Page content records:
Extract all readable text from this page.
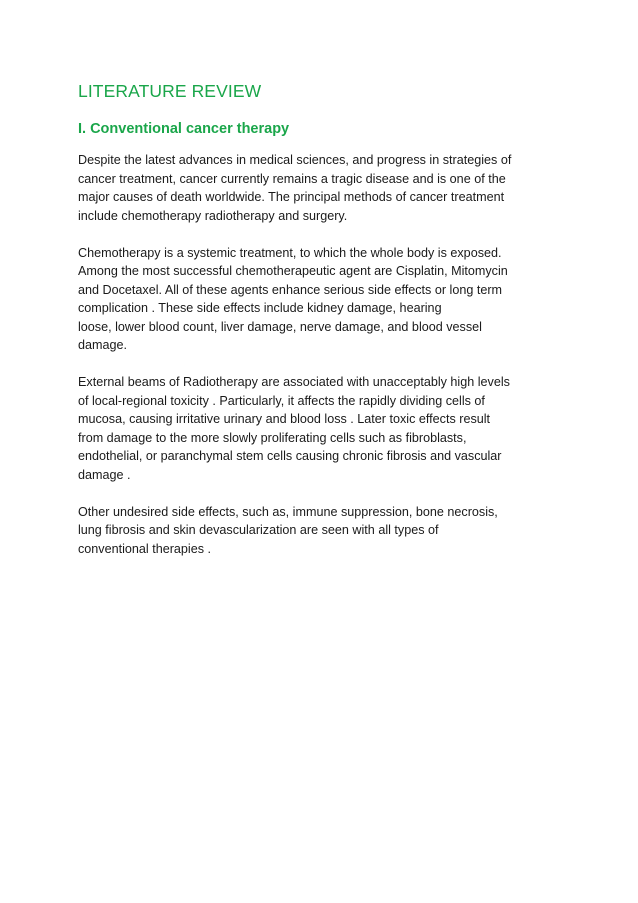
LITERATURE REVIEW
I. Conventional cancer therapy

Despite the latest advances in medical sciences, and progress in strategies of
cancer treatment, cancer currently remains a tragic disease and is one of the
major causes of death worldwide. The principal methods of cancer treatment
include chemotherapy radiotherapy and surgery.

Chemotherapy is a systemic treatment, to which the whole body is exposed.
Among the most successful chemotherapeutic agent are Cisplatin, Mitomycin
and Docetaxel. All of these agents enhance serious side effects or long term
complication . These side effects include kidney damage, hearing
loose, lower blood count, liver damage, nerve damage, and blood vessel
damage.

External beams of Radiotherapy are associated with unacceptably high levels
of local-regional toxicity . Particularly, it affects the rapidly dividing cells of
mucosa, causing irritative urinary and blood loss . Later toxic effects result
from damage to the more slowly proliferating cells such as fibroblasts,
endothelial, or paranchymal stem cells causing chronic fibrosis and vascular
damage .

Other undesired side effects, such as, immune suppression, bone necrosis,
lung fibrosis and skin devascularization are seen with all types of
conventional therapies .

What to do | Transcribe the records above exactly, excluding every picture.

Solution to this exercise |
Extract all readable text from this page.
LITERATURE REVIEW
I. Conventional cancer therapy

Despite the latest advances in medical sciences, and progress in strategies of
cancer treatment, cancer currently remains a tragic disease and is one of the
major causes of death worldwide. The principal methods of cancer treatment
include chemotherapy radiotherapy and surgery.

Chemotherapy is a systemic treatment, to which the whole body is exposed.
Among the most successful chemotherapeutic agent are Cisplatin, Mitomycin
and Docetaxel. All of these agents enhance serious side effects or long term
complication . These side effects include kidney damage, hearing
loose, lower blood count, liver damage, nerve damage, and blood vessel
damage.

External beams of Radiotherapy are associated with unacceptably high levels
of local-regional toxicity . Particularly, it affects the rapidly dividing cells of
mucosa, causing irritative urinary and blood loss . Later toxic effects result
from damage to the more slowly proliferating cells such as fibroblasts,
endothelial, or paranchymal stem cells causing chronic fibrosis and vascular
damage .

Other undesired side effects, such as, immune suppression, bone necrosis,
lung fibrosis and skin devascularization are seen with all types of
conventional therapies .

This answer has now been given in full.